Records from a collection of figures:
■ ■ ■ ■ ■
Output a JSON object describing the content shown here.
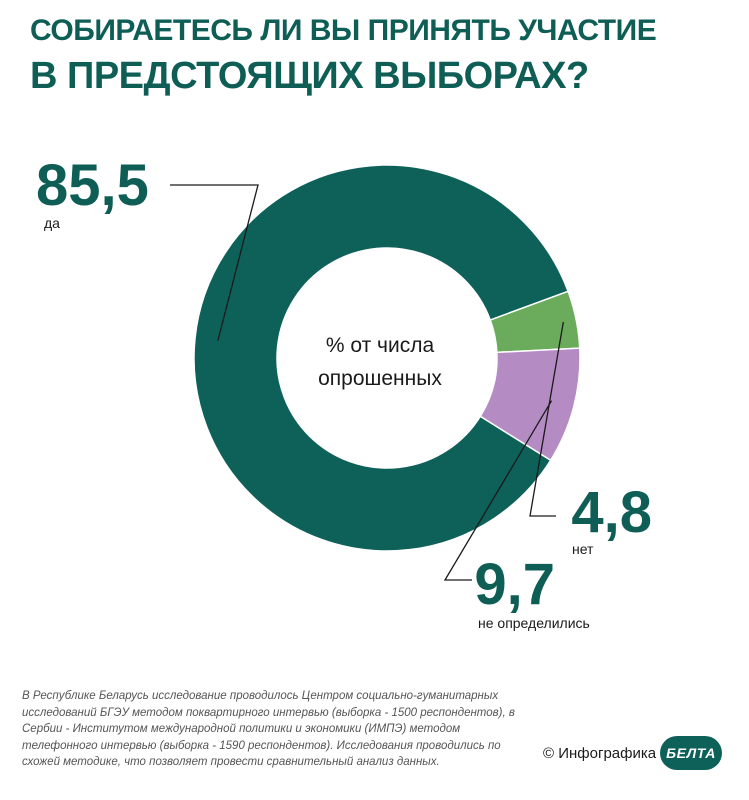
{
  "header": {
    "title_line1": "СОБИРАЕТЕСЬ ЛИ ВЫ ПРИНЯТЬ УЧАСТИЕ",
    "title_line2": "В ПРЕДСТОЯЩИХ ВЫБОРАХ?"
  },
  "colors": {
    "title": "#0f5e56",
    "yes": "#0d6158",
    "no": "#6aac5c",
    "undecided": "#b58bc4",
    "leader_line": "#1a1a1a",
    "logo": "#0d6158"
  },
  "chart_data": {
    "type": "pie",
    "donut": true,
    "center_label": [
      "% от числа",
      "опрошенных"
    ],
    "slices": [
      {
        "label": "да",
        "value": 85.5,
        "display_value": "85,5",
        "color": "#0d6158"
      },
      {
        "label": "нет",
        "value": 4.8,
        "display_value": "4,8",
        "color": "#6aac5c"
      },
      {
        "label": "не определились",
        "value": 9.7,
        "display_value": "9,7",
        "color": "#b58bc4"
      }
    ]
  },
  "footnote": "В Республике Беларусь исследование проводилось Центром социально-гуманитарных исследований БГЭУ методом поквартирного интервью (выборка - 1500 респондентов), в Сербии - Институтом международной политики и экономики (ИМПЭ) методом телефонного интервью (выборка - 1590 респондентов). Исследования проводились по схожей методике, что позволяет провести сравнительный анализ данных.",
  "credit": "© Инфографика",
  "logo_text": "БЕЛТА"
}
■ ■ ■ ■ ■
§ **The task**:
Each line in the records above should be reproduced exactly; images are not copied.

§ **Exercise response**:
Output a JSON object describing the content shown here.
{
  "header": {
    "title_line1": "СОБИРАЕТЕСЬ ЛИ ВЫ ПРИНЯТЬ УЧАСТИЕ",
    "title_line2": "В ПРЕДСТОЯЩИХ ВЫБОРАХ?"
  },
  "colors": {
    "title": "#0f5e56",
    "yes": "#0d6158",
    "no": "#6aac5c",
    "undecided": "#b58bc4",
    "leader_line": "#1a1a1a",
    "logo": "#0d6158"
  },
  "chart_data": {
    "type": "pie",
    "donut": true,
    "center_label": [
      "% от числа",
      "опрошенных"
    ],
    "slices": [
      {
        "label": "да",
        "value": 85.5,
        "display_value": "85,5",
        "color": "#0d6158"
      },
      {
        "label": "нет",
        "value": 4.8,
        "display_value": "4,8",
        "color": "#6aac5c"
      },
      {
        "label": "не определились",
        "value": 9.7,
        "display_value": "9,7",
        "color": "#b58bc4"
      }
    ]
  },
  "footnote": "В Республике Беларусь исследование проводилось Центром социально-гуманитарных исследований БГЭУ методом поквартирного интервью (выборка - 1500 респондентов), в Сербии - Институтом международной политики и экономики (ИМПЭ) методом телефонного интервью (выборка - 1590 респондентов). Исследования проводились по схожей методике, что позволяет провести сравнительный анализ данных.",
  "credit": "© Инфографика",
  "logo_text": "БЕЛТА"
}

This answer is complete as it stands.